Looking through the listing, how many of its lines hold the word "considerati"? Answer with only the number.
--- begin ---
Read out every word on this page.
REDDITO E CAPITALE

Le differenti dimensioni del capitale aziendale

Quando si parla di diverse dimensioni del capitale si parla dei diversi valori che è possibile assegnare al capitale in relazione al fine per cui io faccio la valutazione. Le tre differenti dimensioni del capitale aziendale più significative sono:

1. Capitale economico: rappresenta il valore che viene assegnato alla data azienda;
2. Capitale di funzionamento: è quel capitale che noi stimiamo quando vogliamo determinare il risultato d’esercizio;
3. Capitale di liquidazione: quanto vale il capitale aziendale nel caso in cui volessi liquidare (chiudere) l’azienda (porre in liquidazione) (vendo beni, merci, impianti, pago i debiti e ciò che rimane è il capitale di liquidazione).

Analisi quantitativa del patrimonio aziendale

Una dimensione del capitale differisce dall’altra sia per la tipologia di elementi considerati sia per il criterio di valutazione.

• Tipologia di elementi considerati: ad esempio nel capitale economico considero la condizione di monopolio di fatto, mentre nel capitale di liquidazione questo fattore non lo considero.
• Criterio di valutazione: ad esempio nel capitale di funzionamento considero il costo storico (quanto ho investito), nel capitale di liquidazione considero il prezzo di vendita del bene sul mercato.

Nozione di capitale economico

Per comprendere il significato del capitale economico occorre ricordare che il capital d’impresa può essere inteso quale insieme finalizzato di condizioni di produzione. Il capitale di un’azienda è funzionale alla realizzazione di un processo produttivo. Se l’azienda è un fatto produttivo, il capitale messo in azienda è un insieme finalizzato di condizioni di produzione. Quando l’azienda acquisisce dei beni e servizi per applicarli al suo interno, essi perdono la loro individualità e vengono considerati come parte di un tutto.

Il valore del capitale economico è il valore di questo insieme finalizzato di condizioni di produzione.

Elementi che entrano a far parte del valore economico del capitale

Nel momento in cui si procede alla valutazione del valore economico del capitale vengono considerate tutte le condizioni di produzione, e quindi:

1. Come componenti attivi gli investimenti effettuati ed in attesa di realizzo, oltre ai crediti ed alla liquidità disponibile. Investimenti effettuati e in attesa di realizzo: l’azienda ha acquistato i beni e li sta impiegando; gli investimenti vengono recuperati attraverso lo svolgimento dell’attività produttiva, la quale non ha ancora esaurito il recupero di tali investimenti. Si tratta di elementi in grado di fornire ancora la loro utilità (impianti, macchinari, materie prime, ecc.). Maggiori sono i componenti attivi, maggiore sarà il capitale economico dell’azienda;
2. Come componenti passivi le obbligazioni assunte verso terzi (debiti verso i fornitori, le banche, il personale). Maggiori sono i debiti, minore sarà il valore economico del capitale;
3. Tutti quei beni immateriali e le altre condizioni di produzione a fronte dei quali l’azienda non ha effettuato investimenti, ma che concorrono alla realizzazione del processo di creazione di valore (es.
--- end ---
▶ **Written answer**:
3